── Raw records ──

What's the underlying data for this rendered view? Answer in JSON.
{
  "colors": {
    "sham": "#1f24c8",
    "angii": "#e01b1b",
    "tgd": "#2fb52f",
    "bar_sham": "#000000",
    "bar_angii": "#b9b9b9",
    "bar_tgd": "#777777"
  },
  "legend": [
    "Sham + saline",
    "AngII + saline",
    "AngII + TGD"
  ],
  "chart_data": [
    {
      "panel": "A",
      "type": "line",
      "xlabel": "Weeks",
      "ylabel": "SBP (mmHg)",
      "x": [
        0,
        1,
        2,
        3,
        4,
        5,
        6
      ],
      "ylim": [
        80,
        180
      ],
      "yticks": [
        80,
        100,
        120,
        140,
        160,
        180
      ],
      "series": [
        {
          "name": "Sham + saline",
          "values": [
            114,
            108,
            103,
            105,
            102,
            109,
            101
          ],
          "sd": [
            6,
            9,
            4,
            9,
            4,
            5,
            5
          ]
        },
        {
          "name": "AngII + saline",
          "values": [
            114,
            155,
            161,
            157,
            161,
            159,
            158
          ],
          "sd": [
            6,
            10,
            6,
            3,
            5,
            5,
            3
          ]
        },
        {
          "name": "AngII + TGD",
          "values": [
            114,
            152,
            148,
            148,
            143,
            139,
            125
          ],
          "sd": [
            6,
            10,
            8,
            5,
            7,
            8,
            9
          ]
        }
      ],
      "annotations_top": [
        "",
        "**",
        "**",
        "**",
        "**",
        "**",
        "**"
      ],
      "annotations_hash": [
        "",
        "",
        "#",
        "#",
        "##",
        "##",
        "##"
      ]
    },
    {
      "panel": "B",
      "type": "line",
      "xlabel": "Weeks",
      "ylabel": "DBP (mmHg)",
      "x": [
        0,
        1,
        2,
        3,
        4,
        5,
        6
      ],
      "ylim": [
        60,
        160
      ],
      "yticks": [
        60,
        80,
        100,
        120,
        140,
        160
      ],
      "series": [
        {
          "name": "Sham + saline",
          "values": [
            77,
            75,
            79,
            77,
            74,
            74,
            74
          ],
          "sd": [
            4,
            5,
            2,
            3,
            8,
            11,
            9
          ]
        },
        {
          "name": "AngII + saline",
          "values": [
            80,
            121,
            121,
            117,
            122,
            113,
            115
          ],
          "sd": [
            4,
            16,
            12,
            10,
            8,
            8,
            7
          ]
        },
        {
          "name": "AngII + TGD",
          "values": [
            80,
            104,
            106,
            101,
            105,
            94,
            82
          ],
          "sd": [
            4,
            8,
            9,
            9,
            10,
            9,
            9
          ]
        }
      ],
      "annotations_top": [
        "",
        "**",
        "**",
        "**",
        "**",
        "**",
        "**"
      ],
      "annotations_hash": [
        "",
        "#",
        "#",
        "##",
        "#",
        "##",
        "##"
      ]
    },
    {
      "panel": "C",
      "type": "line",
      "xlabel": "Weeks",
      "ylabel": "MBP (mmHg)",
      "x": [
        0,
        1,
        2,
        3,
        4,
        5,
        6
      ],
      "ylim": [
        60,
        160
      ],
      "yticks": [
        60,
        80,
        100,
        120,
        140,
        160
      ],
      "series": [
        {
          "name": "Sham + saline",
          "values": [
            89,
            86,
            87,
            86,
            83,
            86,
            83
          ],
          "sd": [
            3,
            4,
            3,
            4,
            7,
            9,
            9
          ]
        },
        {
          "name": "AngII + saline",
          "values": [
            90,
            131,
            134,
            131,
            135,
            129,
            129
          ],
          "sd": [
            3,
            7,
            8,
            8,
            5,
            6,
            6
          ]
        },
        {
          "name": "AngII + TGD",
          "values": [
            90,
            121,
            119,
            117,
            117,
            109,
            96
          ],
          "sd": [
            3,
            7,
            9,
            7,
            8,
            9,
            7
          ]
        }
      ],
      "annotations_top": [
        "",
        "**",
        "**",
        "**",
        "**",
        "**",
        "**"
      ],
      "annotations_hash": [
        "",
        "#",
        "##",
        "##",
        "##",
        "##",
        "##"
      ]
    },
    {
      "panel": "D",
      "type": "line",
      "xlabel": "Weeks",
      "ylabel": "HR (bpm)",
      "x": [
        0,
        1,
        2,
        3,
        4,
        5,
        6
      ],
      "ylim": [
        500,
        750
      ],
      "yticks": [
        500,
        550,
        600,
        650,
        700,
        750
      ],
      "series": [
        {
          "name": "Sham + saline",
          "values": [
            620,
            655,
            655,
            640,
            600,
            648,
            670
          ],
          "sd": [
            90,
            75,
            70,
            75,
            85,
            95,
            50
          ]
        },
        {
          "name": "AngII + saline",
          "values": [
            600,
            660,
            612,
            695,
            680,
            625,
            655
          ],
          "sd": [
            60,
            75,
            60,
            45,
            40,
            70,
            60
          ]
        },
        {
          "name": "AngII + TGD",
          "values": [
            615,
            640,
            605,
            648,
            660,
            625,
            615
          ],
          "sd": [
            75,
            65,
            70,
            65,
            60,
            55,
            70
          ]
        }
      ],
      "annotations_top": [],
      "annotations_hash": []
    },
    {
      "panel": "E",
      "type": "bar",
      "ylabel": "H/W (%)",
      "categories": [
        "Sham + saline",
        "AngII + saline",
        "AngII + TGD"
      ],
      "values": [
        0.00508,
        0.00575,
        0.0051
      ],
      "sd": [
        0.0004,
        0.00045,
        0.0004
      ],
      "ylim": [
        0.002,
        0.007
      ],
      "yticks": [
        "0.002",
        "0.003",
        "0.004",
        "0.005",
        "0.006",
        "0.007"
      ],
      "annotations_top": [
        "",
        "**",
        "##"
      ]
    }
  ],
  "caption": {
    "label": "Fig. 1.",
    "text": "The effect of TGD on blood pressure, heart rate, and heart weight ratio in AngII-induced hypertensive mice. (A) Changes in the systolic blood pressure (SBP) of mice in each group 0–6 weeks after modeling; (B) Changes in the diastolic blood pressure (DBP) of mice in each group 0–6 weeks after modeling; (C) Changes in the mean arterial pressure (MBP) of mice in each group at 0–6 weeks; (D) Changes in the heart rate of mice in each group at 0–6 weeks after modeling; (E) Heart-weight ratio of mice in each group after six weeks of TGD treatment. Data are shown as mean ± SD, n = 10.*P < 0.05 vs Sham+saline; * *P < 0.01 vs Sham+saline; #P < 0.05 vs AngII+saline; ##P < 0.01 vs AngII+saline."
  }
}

───

[Exercise prompt] Identify and copy the lines holding the word "mmHg".

[Task answer]
      "ylabel": "SBP (mmHg)",
      "ylabel": "DBP (mmHg)",
      "ylabel": "MBP (mmHg)",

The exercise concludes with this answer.